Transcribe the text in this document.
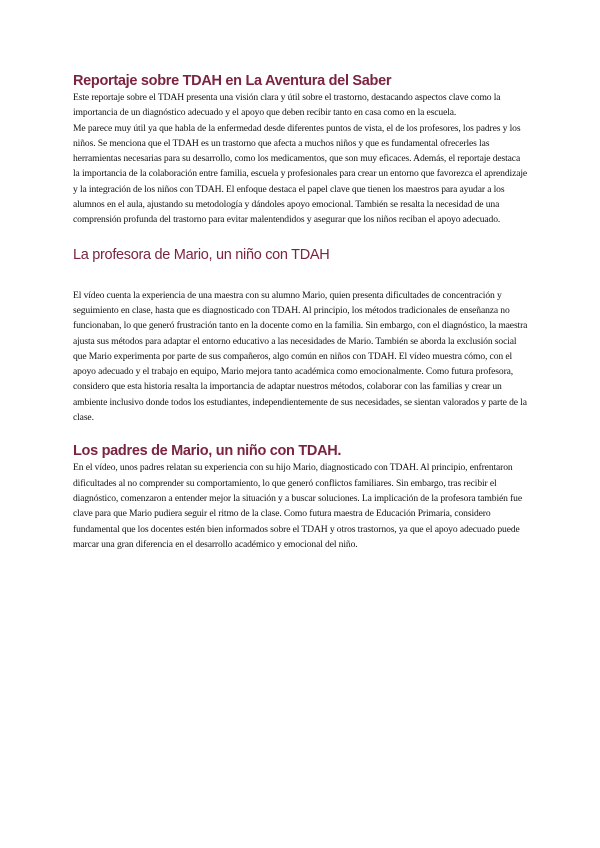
Reportaje sobre TDAH en La Aventura del Saber

Este reportaje sobre el TDAH presenta una visión clara y útil sobre el trastorno, destacando aspectos clave como la importancia de un diagnóstico adecuado y el apoyo que deben recibir tanto en casa como en la escuela.

Me parece muy útil ya que habla de la enfermedad desde diferentes puntos de vista, el de los profesores, los padres y los niños. Se menciona que el TDAH es un trastorno que afecta a muchos niños y que es fundamental ofrecerles las herramientas necesarias para su desarrollo, como los medicamentos, que son muy eficaces. Además, el reportaje destaca la importancia de la colaboración entre familia, escuela y profesionales para crear un entorno que favorezca el aprendizaje y la integración de los niños con TDAH. El enfoque destaca el papel clave que tienen los maestros para ayudar a los alumnos en el aula, ajustando su metodología y dándoles apoyo emocional. También se resalta la necesidad de una comprensión profunda del trastorno para evitar malentendidos y asegurar que los niños reciban el apoyo adecuado.

La profesora de Mario, un niño con TDAH

El vídeo cuenta la experiencia de una maestra con su alumno Mario, quien presenta dificultades de concentración y seguimiento en clase, hasta que es diagnosticado con TDAH. Al principio, los métodos tradicionales de enseñanza no funcionaban, lo que generó frustración tanto en la docente como en la familia. Sin embargo, con el diagnóstico, la maestra ajusta sus métodos para adaptar el entorno educativo a las necesidades de Mario. También se aborda la exclusión social que Mario experimenta por parte de sus compañeros, algo común en niños con TDAH. El vídeo muestra cómo, con el apoyo adecuado y el trabajo en equipo, Mario mejora tanto académica como emocionalmente. Como futura profesora, considero que esta historia resalta la importancia de adaptar nuestros métodos, colaborar con las familias y crear un ambiente inclusivo donde todos los estudiantes, independientemente de sus necesidades, se sientan valorados y parte de la clase.

Los padres de Mario, un niño con TDAH.

En el vídeo, unos padres relatan su experiencia con su hijo Mario, diagnosticado con TDAH. Al principio, enfrentaron dificultades al no comprender su comportamiento, lo que generó conflictos familiares. Sin embargo, tras recibir el diagnóstico, comenzaron a entender mejor la situación y a buscar soluciones. La implicación de la profesora también fue clave para que Mario pudiera seguir el ritmo de la clase. Como futura maestra de Educación Primaria, considero fundamental que los docentes estén bien informados sobre el TDAH y otros trastornos, ya que el apoyo adecuado puede marcar una gran diferencia en el desarrollo académico y emocional del niño.
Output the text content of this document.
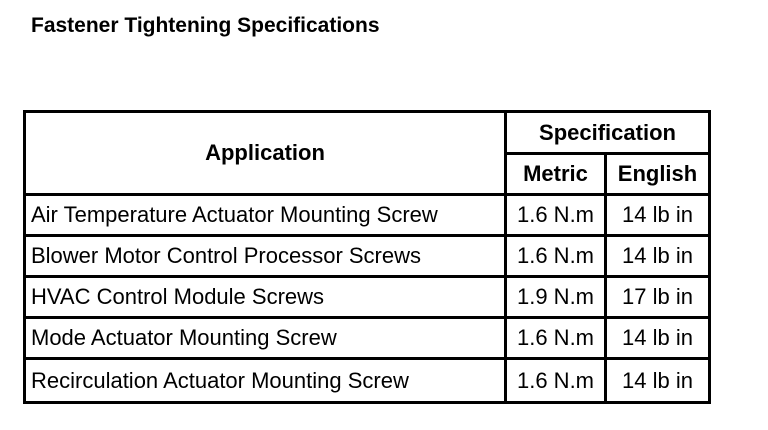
Fastener Tightening Specifications
Application	Specification	
	Metric	English
Air Temperature Actuator Mounting Screw	1.6 N.m	14 lb in
Blower Motor Control Processor Screws	1.6 N.m	14 lb in
HVAC Control Module Screws	1.9 N.m	17 lb in
Mode Actuator Mounting Screw	1.6 N.m	14 lb in
Recirculation Actuator Mounting Screw	1.6 N.m	14 lb in
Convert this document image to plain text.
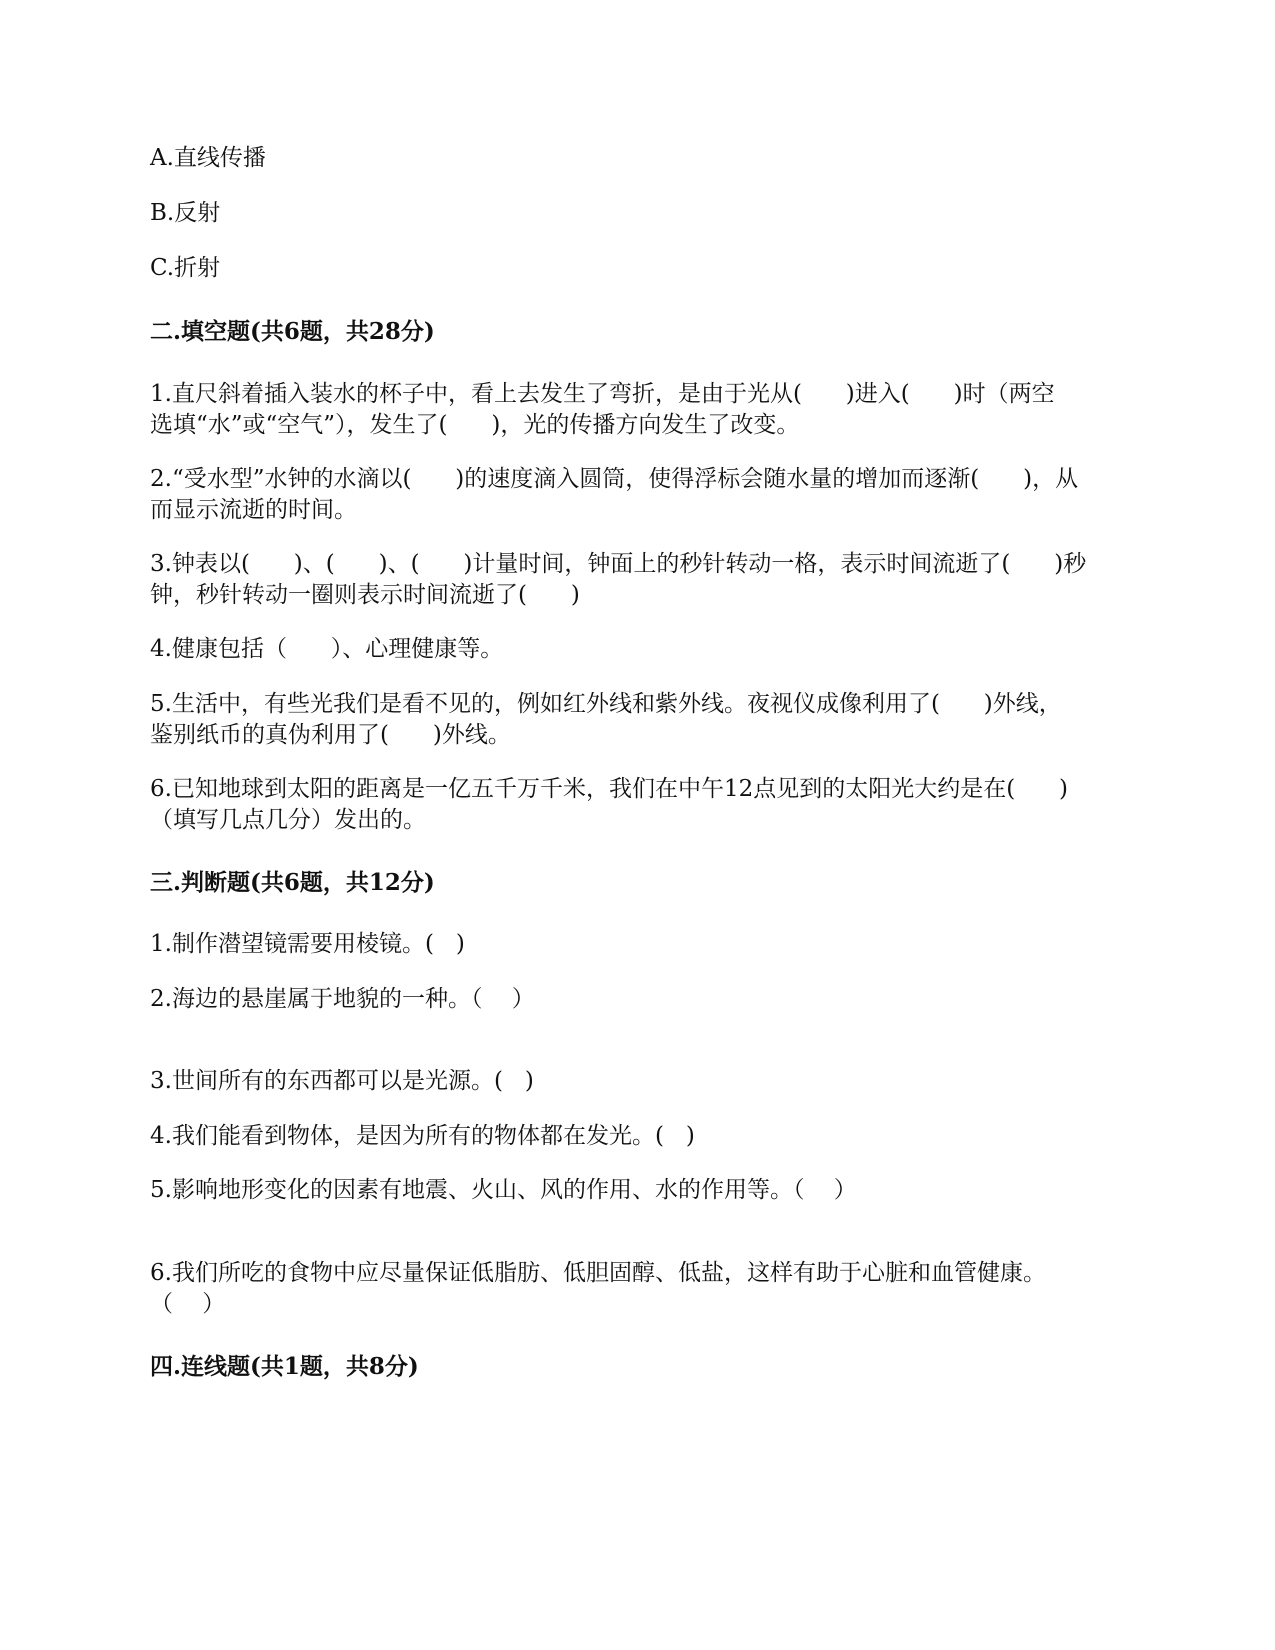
A.直线传播
B.反射
C.折射
二.填空题(共6题，共28分)
1.直尺斜着插入装水的杯子中，看上去发生了弯折，是由于光从(      )进入(      )时（两空
选填“水”或“空气”），发生了(      )，光的传播方向发生了改变。
2.“受水型”水钟的水滴以(      )的速度滴入圆筒，使得浮标会随水量的增加而逐渐(      )，从
而显示流逝的时间。
3.钟表以(      )、(      )、(      )计量时间，钟面上的秒针转动一格，表示时间流逝了(      )秒
钟，秒针转动一圈则表示时间流逝了(      )
4.健康包括（      ）、心理健康等。
5.生活中，有些光我们是看不见的，例如红外线和紫外线。夜视仪成像利用了(      )外线，
鉴别纸币的真伪利用了(      )外线。
6.已知地球到太阳的距离是一亿五千万千米，我们在中午12点见到的太阳光大约是在(      )
（填写几点几分）发出的。
三.判断题(共6题，共12分)
1.制作潜望镜需要用棱镜。(   )
2.海边的悬崖属于地貌的一种。（    ）
3.世间所有的东西都可以是光源。(   )
4.我们能看到物体，是因为所有的物体都在发光。(   )
5.影响地形变化的因素有地震、火山、风的作用、水的作用等。（    ）
6.我们所吃的食物中应尽量保证低脂肪、低胆固醇、低盐，这样有助于心脏和血管健康。
（    ）
四.连线题(共1题，共8分)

---------------

Task to carry out: Gather each line in these records that contains the string "document".

Solution for this exercise:
Transcribe the text in this document.
Output the text content of this document.
Convert this document image to plain text.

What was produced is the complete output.